• [Written exercise]
Go through the entries below and count the lines holding the word "this". Reply with only the number, please.

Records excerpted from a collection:
╔══
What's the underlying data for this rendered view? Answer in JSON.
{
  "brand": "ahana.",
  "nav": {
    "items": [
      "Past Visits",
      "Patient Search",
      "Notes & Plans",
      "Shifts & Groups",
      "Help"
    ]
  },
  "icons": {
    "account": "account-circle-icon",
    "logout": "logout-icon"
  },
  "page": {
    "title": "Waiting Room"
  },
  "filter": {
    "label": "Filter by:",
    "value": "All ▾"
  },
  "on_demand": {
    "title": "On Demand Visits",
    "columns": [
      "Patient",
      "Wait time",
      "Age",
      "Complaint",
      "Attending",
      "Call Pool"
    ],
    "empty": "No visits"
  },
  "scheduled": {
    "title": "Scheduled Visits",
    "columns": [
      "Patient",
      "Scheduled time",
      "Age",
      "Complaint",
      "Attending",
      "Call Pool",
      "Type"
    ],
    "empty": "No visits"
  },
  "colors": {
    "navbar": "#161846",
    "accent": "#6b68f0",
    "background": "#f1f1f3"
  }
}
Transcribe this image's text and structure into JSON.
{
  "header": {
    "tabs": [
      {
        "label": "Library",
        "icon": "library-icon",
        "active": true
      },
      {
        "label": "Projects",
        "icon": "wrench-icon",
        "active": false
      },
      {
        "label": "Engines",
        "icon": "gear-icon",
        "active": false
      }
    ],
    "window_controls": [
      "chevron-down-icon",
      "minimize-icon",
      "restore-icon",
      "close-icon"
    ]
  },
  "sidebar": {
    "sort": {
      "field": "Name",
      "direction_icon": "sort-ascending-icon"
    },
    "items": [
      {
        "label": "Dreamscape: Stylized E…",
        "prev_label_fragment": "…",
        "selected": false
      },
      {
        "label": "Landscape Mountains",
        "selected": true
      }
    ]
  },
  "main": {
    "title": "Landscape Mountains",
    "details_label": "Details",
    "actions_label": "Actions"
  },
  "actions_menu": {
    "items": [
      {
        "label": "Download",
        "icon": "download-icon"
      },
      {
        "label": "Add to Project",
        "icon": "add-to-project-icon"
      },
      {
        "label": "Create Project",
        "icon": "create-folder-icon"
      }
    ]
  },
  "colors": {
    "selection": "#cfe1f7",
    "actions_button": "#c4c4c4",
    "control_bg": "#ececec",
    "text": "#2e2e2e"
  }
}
╚══
• [Written solution]
2